Instructions to follow: Which lines in the records below contain the word "colors"? Copy each of them.

Dataset records:
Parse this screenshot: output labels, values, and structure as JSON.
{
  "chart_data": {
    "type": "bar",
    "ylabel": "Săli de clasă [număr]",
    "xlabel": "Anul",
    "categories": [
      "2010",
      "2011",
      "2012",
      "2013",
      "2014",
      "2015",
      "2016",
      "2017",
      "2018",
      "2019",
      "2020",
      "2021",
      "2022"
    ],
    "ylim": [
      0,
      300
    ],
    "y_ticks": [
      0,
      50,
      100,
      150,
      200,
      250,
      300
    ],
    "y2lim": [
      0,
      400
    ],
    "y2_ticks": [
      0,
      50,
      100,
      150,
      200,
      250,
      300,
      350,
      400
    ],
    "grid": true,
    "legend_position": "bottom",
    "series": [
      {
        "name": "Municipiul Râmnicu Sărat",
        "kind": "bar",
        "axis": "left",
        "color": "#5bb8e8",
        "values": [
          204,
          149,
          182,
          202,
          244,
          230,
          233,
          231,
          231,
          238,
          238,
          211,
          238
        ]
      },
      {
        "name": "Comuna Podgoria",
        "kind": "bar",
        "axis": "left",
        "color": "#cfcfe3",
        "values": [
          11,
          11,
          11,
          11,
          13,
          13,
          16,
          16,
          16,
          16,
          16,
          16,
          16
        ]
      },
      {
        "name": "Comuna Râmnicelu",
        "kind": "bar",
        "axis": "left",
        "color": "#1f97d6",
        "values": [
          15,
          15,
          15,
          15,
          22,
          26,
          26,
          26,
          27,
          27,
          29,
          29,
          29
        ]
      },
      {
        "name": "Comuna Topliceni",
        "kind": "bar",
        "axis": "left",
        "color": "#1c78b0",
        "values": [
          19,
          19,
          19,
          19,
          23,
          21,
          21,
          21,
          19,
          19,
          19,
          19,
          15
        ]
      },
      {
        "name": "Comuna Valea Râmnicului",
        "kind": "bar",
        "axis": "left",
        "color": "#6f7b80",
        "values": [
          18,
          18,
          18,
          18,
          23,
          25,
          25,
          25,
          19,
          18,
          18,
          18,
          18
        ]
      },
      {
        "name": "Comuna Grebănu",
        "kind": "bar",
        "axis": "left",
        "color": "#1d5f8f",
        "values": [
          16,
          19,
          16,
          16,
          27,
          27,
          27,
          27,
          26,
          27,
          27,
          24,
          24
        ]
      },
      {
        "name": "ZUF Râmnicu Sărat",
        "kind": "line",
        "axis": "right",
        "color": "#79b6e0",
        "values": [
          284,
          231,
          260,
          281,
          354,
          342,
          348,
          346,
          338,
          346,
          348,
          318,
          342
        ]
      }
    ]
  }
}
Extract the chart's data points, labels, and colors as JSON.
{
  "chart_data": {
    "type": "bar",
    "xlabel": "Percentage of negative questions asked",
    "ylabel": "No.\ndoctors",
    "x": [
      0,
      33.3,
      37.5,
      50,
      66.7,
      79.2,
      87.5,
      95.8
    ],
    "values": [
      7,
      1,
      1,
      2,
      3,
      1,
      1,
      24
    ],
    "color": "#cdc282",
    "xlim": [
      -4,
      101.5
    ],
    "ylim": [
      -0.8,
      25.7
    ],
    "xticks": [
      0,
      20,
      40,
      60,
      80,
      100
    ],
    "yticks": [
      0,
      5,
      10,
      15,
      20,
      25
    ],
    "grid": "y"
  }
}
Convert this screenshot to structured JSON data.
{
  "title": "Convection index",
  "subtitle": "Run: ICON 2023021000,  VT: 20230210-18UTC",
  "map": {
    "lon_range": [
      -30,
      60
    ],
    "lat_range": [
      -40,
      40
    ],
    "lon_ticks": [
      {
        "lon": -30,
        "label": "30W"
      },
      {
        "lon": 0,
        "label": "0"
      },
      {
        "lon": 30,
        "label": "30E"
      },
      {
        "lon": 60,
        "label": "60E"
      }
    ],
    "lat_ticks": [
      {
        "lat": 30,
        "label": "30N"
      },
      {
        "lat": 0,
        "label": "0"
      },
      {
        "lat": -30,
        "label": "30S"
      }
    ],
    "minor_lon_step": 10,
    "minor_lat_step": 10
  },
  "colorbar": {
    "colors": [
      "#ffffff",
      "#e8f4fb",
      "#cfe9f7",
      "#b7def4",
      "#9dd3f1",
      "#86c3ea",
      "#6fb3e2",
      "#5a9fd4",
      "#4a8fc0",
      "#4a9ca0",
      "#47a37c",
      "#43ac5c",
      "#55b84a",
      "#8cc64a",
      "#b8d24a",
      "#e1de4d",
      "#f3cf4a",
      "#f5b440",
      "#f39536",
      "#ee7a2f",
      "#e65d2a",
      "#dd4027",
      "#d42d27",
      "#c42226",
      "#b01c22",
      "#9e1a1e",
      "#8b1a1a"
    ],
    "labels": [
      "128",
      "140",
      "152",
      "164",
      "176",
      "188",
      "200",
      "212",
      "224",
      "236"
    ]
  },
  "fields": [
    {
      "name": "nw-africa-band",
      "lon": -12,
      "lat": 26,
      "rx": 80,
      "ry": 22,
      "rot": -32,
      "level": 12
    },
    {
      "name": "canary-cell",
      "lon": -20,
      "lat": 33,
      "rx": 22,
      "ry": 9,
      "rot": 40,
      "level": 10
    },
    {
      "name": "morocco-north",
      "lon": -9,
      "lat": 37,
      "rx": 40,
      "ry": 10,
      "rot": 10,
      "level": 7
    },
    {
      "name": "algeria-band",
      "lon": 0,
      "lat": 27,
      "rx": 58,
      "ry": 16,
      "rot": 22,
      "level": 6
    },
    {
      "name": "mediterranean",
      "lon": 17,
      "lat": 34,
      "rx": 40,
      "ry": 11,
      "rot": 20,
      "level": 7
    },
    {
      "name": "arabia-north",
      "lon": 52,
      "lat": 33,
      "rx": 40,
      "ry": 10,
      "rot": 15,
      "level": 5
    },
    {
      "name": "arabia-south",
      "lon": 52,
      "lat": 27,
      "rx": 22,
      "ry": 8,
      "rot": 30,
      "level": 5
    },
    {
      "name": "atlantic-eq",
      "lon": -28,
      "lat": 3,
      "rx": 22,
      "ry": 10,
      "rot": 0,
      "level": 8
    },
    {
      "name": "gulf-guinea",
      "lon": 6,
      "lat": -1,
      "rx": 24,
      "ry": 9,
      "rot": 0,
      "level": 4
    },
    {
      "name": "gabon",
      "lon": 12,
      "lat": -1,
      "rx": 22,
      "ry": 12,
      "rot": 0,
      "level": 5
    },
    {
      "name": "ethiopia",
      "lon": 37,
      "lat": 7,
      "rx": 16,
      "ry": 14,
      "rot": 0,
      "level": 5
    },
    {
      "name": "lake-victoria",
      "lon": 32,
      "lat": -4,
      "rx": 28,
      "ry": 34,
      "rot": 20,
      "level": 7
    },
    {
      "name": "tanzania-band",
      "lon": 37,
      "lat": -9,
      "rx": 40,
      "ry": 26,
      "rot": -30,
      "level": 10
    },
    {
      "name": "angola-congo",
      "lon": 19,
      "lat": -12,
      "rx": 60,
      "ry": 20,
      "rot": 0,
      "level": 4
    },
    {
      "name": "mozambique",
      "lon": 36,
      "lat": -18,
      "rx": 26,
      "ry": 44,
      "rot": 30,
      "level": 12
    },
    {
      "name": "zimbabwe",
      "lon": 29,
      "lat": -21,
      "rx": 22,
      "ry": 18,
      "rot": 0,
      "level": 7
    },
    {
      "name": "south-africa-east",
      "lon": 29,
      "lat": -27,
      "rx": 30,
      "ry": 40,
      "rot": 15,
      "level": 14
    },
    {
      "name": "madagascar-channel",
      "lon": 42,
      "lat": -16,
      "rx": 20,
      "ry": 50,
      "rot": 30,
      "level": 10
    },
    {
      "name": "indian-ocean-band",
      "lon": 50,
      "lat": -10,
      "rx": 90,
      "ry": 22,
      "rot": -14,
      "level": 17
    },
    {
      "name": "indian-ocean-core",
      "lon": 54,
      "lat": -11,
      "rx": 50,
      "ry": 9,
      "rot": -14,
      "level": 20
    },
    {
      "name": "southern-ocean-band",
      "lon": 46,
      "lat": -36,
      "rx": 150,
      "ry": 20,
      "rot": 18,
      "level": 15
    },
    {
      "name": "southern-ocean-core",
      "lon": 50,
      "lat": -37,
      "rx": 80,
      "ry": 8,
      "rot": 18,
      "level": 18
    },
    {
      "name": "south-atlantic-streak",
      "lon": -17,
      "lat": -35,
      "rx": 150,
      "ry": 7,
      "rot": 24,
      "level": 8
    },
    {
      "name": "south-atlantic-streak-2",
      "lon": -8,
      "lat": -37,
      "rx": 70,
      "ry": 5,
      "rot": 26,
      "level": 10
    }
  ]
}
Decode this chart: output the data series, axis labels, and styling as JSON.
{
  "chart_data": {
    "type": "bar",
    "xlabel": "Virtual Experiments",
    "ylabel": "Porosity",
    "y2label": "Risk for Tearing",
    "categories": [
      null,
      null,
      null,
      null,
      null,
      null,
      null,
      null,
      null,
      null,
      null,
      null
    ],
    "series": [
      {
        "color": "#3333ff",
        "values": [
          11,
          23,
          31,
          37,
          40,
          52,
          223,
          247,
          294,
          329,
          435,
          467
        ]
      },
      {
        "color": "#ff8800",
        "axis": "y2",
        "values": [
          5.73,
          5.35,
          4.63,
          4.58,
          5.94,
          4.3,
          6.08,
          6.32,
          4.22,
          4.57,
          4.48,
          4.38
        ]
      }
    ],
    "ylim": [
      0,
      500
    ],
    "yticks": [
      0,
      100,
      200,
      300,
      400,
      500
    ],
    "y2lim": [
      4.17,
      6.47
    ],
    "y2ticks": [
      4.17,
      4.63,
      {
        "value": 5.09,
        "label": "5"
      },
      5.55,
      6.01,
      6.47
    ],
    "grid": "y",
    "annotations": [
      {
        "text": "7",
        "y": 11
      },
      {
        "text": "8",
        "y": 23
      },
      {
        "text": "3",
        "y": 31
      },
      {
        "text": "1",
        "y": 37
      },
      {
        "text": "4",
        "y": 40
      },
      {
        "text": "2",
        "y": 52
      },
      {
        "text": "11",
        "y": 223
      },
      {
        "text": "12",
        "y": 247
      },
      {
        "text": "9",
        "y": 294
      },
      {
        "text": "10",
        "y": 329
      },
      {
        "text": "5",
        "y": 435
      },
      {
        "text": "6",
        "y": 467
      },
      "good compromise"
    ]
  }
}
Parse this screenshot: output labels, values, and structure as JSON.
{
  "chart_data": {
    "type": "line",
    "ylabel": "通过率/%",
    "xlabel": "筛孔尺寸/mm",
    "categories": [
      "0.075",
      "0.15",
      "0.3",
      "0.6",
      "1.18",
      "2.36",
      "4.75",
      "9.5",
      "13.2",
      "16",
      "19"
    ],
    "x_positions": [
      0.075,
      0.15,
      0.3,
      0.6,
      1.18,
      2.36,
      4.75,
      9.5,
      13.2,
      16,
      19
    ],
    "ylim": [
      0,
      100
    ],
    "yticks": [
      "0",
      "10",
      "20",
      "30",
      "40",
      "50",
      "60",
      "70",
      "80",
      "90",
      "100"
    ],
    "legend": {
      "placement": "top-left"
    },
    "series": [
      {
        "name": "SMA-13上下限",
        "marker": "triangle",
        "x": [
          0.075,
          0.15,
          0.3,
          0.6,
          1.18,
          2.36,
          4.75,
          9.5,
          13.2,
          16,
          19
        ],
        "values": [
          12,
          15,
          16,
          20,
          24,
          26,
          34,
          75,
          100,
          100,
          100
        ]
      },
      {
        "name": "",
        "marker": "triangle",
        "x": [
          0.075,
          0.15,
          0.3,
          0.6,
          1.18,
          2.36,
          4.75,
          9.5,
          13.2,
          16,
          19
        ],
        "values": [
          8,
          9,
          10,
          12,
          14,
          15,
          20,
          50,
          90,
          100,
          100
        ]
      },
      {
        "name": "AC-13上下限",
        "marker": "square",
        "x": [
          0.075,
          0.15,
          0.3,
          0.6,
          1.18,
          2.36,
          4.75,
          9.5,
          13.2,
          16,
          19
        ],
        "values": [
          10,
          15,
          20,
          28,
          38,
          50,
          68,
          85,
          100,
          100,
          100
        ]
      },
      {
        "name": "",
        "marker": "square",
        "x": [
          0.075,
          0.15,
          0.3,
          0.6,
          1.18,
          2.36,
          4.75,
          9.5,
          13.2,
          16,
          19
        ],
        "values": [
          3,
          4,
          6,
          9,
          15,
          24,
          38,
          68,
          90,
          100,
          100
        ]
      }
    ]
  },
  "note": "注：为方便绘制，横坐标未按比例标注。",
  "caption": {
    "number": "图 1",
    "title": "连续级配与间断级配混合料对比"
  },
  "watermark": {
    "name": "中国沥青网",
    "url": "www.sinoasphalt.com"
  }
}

Problem solution:
Extract the chart's data points, labels, and colors as JSON.
    "colors": [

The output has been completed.